### TO BE DONE
Can you copy out the data exactly? Leave the images out.

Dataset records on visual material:
━━━━━━━━━━━━━━━━━━━━━━━━━━━━━━
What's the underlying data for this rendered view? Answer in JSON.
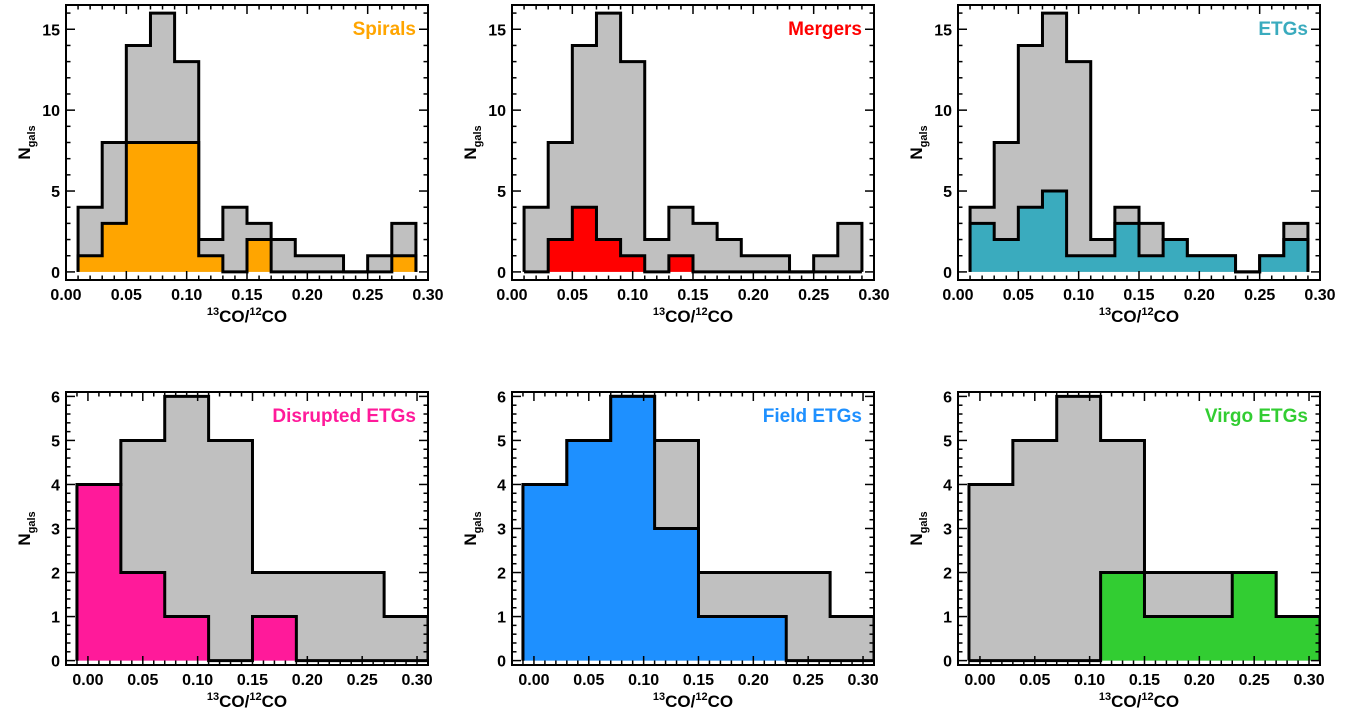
{
  "figure": {
    "xlabel": {
      "sup1": "13",
      "base1": "CO/",
      "sup2": "12",
      "base2": "CO"
    },
    "ylabel": {
      "base": "N",
      "sub": "gals"
    },
    "colors": {
      "background_hist": "#c0c0c0",
      "outline": "#000000"
    }
  },
  "chart_data": [
    {
      "type": "bar",
      "panel_label": "Spirals",
      "label_color": "#ffa500",
      "xlim": [
        0.0,
        0.3
      ],
      "ylim": [
        -0.5,
        16.5
      ],
      "xticks": [
        "0.00",
        "0.05",
        "0.10",
        "0.15",
        "0.20",
        "0.25",
        "0.30"
      ],
      "yticks": [
        "0",
        "5",
        "10",
        "15"
      ],
      "bin_edges": [
        0.01,
        0.03,
        0.05,
        0.07,
        0.09,
        0.11,
        0.13,
        0.15,
        0.17,
        0.19,
        0.21,
        0.23,
        0.25,
        0.27,
        0.29
      ],
      "series": [
        {
          "name": "",
          "color": "#c0c0c0",
          "values": [
            4,
            8,
            14,
            16,
            13,
            2,
            4,
            3,
            2,
            1,
            1,
            0,
            1,
            3
          ]
        },
        {
          "name": "Spirals",
          "color": "#ffa500",
          "values": [
            1,
            3,
            8,
            8,
            8,
            1,
            0,
            2,
            0,
            0,
            0,
            0,
            0,
            1
          ]
        }
      ]
    },
    {
      "type": "bar",
      "panel_label": "Mergers",
      "label_color": "#ff0000",
      "xlim": [
        0.0,
        0.3
      ],
      "ylim": [
        -0.5,
        16.5
      ],
      "xticks": [
        "0.00",
        "0.05",
        "0.10",
        "0.15",
        "0.20",
        "0.25",
        "0.30"
      ],
      "yticks": [
        "0",
        "5",
        "10",
        "15"
      ],
      "bin_edges": [
        0.01,
        0.03,
        0.05,
        0.07,
        0.09,
        0.11,
        0.13,
        0.15,
        0.17,
        0.19,
        0.21,
        0.23,
        0.25,
        0.27,
        0.29
      ],
      "series": [
        {
          "name": "",
          "color": "#c0c0c0",
          "values": [
            4,
            8,
            14,
            16,
            13,
            2,
            4,
            3,
            2,
            1,
            1,
            0,
            1,
            3
          ]
        },
        {
          "name": "Mergers",
          "color": "#ff0000",
          "values": [
            0,
            2,
            4,
            2,
            1,
            0,
            1,
            0,
            0,
            0,
            0,
            0,
            0,
            0
          ]
        }
      ]
    },
    {
      "type": "bar",
      "panel_label": "ETGs",
      "label_color": "#3aabbe",
      "xlim": [
        0.0,
        0.3
      ],
      "ylim": [
        -0.5,
        16.5
      ],
      "xticks": [
        "0.00",
        "0.05",
        "0.10",
        "0.15",
        "0.20",
        "0.25",
        "0.30"
      ],
      "yticks": [
        "0",
        "5",
        "10",
        "15"
      ],
      "bin_edges": [
        0.01,
        0.03,
        0.05,
        0.07,
        0.09,
        0.11,
        0.13,
        0.15,
        0.17,
        0.19,
        0.21,
        0.23,
        0.25,
        0.27,
        0.29
      ],
      "series": [
        {
          "name": "",
          "color": "#c0c0c0",
          "values": [
            4,
            8,
            14,
            16,
            13,
            2,
            4,
            3,
            2,
            1,
            1,
            0,
            1,
            3
          ]
        },
        {
          "name": "ETGs",
          "color": "#3aabbe",
          "values": [
            3,
            2,
            4,
            5,
            1,
            1,
            3,
            1,
            2,
            1,
            1,
            0,
            1,
            2
          ]
        }
      ]
    },
    {
      "type": "bar",
      "panel_label": "Disrupted ETGs",
      "label_color": "#ff1a9a",
      "xlim": [
        -0.02,
        0.31
      ],
      "ylim": [
        -0.1,
        6.1
      ],
      "xticks": [
        "0.00",
        "0.05",
        "0.10",
        "0.15",
        "0.20",
        "0.25",
        "0.30"
      ],
      "yticks": [
        "0",
        "1",
        "2",
        "3",
        "4",
        "5",
        "6"
      ],
      "bin_edges": [
        -0.01,
        0.03,
        0.07,
        0.11,
        0.15,
        0.19,
        0.23,
        0.27,
        0.31
      ],
      "series": [
        {
          "name": "",
          "color": "#c0c0c0",
          "values": [
            4,
            5,
            6,
            5,
            2,
            2,
            2,
            1
          ]
        },
        {
          "name": "Disrupted ETGs",
          "color": "#ff1a9a",
          "values": [
            4,
            2,
            1,
            0,
            1,
            0,
            0,
            0
          ]
        }
      ]
    },
    {
      "type": "bar",
      "panel_label": "Field ETGs",
      "label_color": "#1e90ff",
      "xlim": [
        -0.02,
        0.31
      ],
      "ylim": [
        -0.1,
        6.1
      ],
      "xticks": [
        "0.00",
        "0.05",
        "0.10",
        "0.15",
        "0.20",
        "0.25",
        "0.30"
      ],
      "yticks": [
        "0",
        "1",
        "2",
        "3",
        "4",
        "5",
        "6"
      ],
      "bin_edges": [
        -0.01,
        0.03,
        0.07,
        0.11,
        0.15,
        0.19,
        0.23,
        0.27,
        0.31
      ],
      "series": [
        {
          "name": "",
          "color": "#c0c0c0",
          "values": [
            4,
            5,
            6,
            5,
            2,
            2,
            2,
            1
          ]
        },
        {
          "name": "Field ETGs",
          "color": "#1e90ff",
          "values": [
            4,
            5,
            6,
            3,
            1,
            1,
            0,
            0
          ]
        }
      ]
    },
    {
      "type": "bar",
      "panel_label": "Virgo ETGs",
      "label_color": "#32cd32",
      "xlim": [
        -0.02,
        0.31
      ],
      "ylim": [
        -0.1,
        6.1
      ],
      "xticks": [
        "0.00",
        "0.05",
        "0.10",
        "0.15",
        "0.20",
        "0.25",
        "0.30"
      ],
      "yticks": [
        "0",
        "1",
        "2",
        "3",
        "4",
        "5",
        "6"
      ],
      "bin_edges": [
        -0.01,
        0.03,
        0.07,
        0.11,
        0.15,
        0.19,
        0.23,
        0.27,
        0.31
      ],
      "series": [
        {
          "name": "",
          "color": "#c0c0c0",
          "values": [
            4,
            5,
            6,
            5,
            2,
            2,
            2,
            1
          ]
        },
        {
          "name": "Virgo ETGs",
          "color": "#32cd32",
          "values": [
            0,
            0,
            0,
            2,
            1,
            1,
            2,
            1
          ]
        }
      ]
    }
  ]
}
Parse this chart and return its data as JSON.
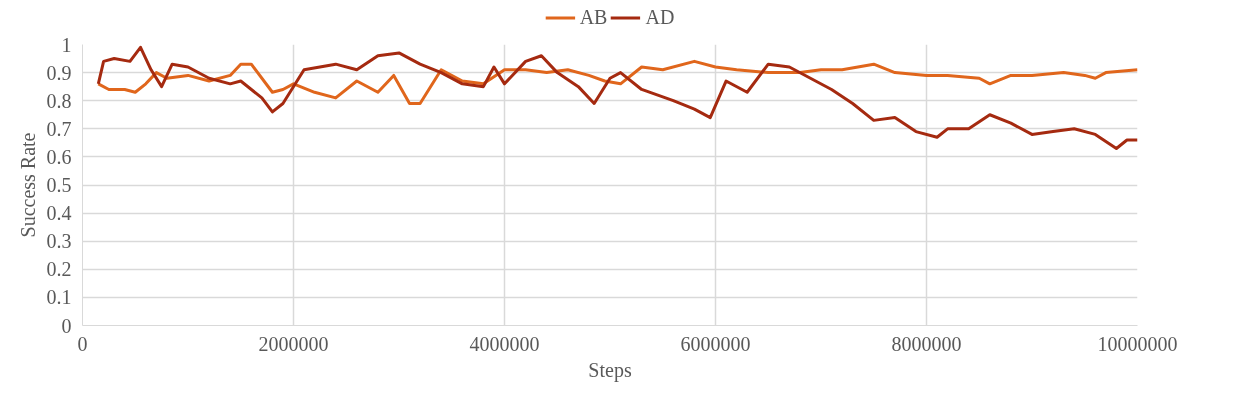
━━━━━━━━━━━━━━━━━━━━━━━━━━━━━━
### FINAL RESULT
What's the underlying data for this rendered view? Answer in JSON.
{
  "figure": {
    "xlabel": {
      "sup1": "13",
      "base1": "CO/",
      "sup2": "12",
      "base2": "CO"
    },
    "ylabel": {
      "base": "N",
      "sub": "gals"
    },
    "colors": {
      "background_hist": "#c0c0c0",
      "outline": "#000000"
    }
  },
  "chart_data": [
    {
      "type": "bar",
      "panel_label": "Spirals",
      "label_color": "#ffa500",
      "xlim": [
        0.0,
        0.3
      ],
      "ylim": [
        -0.5,
        16.5
      ],
      "xticks": [
        "0.00",
        "0.05",
        "0.10",
        "0.15",
        "0.20",
        "0.25",
        "0.30"
      ],
      "yticks": [
        "0",
        "5",
        "10",
        "15"
      ],
      "bin_edges": [
        0.01,
        0.03,
        0.05,
        0.07,
        0.09,
        0.11,
        0.13,
        0.15,
        0.17,
        0.19,
        0.21,
        0.23,
        0.25,
        0.27,
        0.29
      ],
      "series": [
        {
          "name": "",
          "color": "#c0c0c0",
          "values": [
            4,
            8,
            14,
            16,
            13,
            2,
            4,
            3,
            2,
            1,
            1,
            0,
            1,
            3
          ]
        },
        {
          "name": "Spirals",
          "color": "#ffa500",
          "values": [
            1,
            3,
            8,
            8,
            8,
            1,
            0,
            2,
            0,
            0,
            0,
            0,
            0,
            1
          ]
        }
      ]
    },
    {
      "type": "bar",
      "panel_label": "Mergers",
      "label_color": "#ff0000",
      "xlim": [
        0.0,
        0.3
      ],
      "ylim": [
        -0.5,
        16.5
      ],
      "xticks": [
        "0.00",
        "0.05",
        "0.10",
        "0.15",
        "0.20",
        "0.25",
        "0.30"
      ],
      "yticks": [
        "0",
        "5",
        "10",
        "15"
      ],
      "bin_edges": [
        0.01,
        0.03,
        0.05,
        0.07,
        0.09,
        0.11,
        0.13,
        0.15,
        0.17,
        0.19,
        0.21,
        0.23,
        0.25,
        0.27,
        0.29
      ],
      "series": [
        {
          "name": "",
          "color": "#c0c0c0",
          "values": [
            4,
            8,
            14,
            16,
            13,
            2,
            4,
            3,
            2,
            1,
            1,
            0,
            1,
            3
          ]
        },
        {
          "name": "Mergers",
          "color": "#ff0000",
          "values": [
            0,
            2,
            4,
            2,
            1,
            0,
            1,
            0,
            0,
            0,
            0,
            0,
            0,
            0
          ]
        }
      ]
    },
    {
      "type": "bar",
      "panel_label": "ETGs",
      "label_color": "#3aabbe",
      "xlim": [
        0.0,
        0.3
      ],
      "ylim": [
        -0.5,
        16.5
      ],
      "xticks": [
        "0.00",
        "0.05",
        "0.10",
        "0.15",
        "0.20",
        "0.25",
        "0.30"
      ],
      "yticks": [
        "0",
        "5",
        "10",
        "15"
      ],
      "bin_edges": [
        0.01,
        0.03,
        0.05,
        0.07,
        0.09,
        0.11,
        0.13,
        0.15,
        0.17,
        0.19,
        0.21,
        0.23,
        0.25,
        0.27,
        0.29
      ],
      "series": [
        {
          "name": "",
          "color": "#c0c0c0",
          "values": [
            4,
            8,
            14,
            16,
            13,
            2,
            4,
            3,
            2,
            1,
            1,
            0,
            1,
            3
          ]
        },
        {
          "name": "ETGs",
          "color": "#3aabbe",
          "values": [
            3,
            2,
            4,
            5,
            1,
            1,
            3,
            1,
            2,
            1,
            1,
            0,
            1,
            2
          ]
        }
      ]
    },
    {
      "type": "bar",
      "panel_label": "Disrupted ETGs",
      "label_color": "#ff1a9a",
      "xlim": [
        -0.02,
        0.31
      ],
      "ylim": [
        -0.1,
        6.1
      ],
      "xticks": [
        "0.00",
        "0.05",
        "0.10",
        "0.15",
        "0.20",
        "0.25",
        "0.30"
      ],
      "yticks": [
        "0",
        "1",
        "2",
        "3",
        "4",
        "5",
        "6"
      ],
      "bin_edges": [
        -0.01,
        0.03,
        0.07,
        0.11,
        0.15,
        0.19,
        0.23,
        0.27,
        0.31
      ],
      "series": [
        {
          "name": "",
          "color": "#c0c0c0",
          "values": [
            4,
            5,
            6,
            5,
            2,
            2,
            2,
            1
          ]
        },
        {
          "name": "Disrupted ETGs",
          "color": "#ff1a9a",
          "values": [
            4,
            2,
            1,
            0,
            1,
            0,
            0,
            0
          ]
        }
      ]
    },
    {
      "type": "bar",
      "panel_label": "Field ETGs",
      "label_color": "#1e90ff",
      "xlim": [
        -0.02,
        0.31
      ],
      "ylim": [
        -0.1,
        6.1
      ],
      "xticks": [
        "0.00",
        "0.05",
        "0.10",
        "0.15",
        "0.20",
        "0.25",
        "0.30"
      ],
      "yticks": [
        "0",
        "1",
        "2",
        "3",
        "4",
        "5",
        "6"
      ],
      "bin_edges": [
        -0.01,
        0.03,
        0.07,
        0.11,
        0.15,
        0.19,
        0.23,
        0.27,
        0.31
      ],
      "series": [
        {
          "name": "",
          "color": "#c0c0c0",
          "values": [
            4,
            5,
            6,
            5,
            2,
            2,
            2,
            1
          ]
        },
        {
          "name": "Field ETGs",
          "color": "#1e90ff",
          "values": [
            4,
            5,
            6,
            3,
            1,
            1,
            0,
            0
          ]
        }
      ]
    },
    {
      "type": "bar",
      "panel_label": "Virgo ETGs",
      "label_color": "#32cd32",
      "xlim": [
        -0.02,
        0.31
      ],
      "ylim": [
        -0.1,
        6.1
      ],
      "xticks": [
        "0.00",
        "0.05",
        "0.10",
        "0.15",
        "0.20",
        "0.25",
        "0.30"
      ],
      "yticks": [
        "0",
        "1",
        "2",
        "3",
        "4",
        "5",
        "6"
      ],
      "bin_edges": [
        -0.01,
        0.03,
        0.07,
        0.11,
        0.15,
        0.19,
        0.23,
        0.27,
        0.31
      ],
      "series": [
        {
          "name": "",
          "color": "#c0c0c0",
          "values": [
            4,
            5,
            6,
            5,
            2,
            2,
            2,
            1
          ]
        },
        {
          "name": "Virgo ETGs",
          "color": "#32cd32",
          "values": [
            0,
            0,
            0,
            2,
            1,
            1,
            2,
            1
          ]
        }
      ]
    }
  ]
}
Parse this chart and return its data as JSON.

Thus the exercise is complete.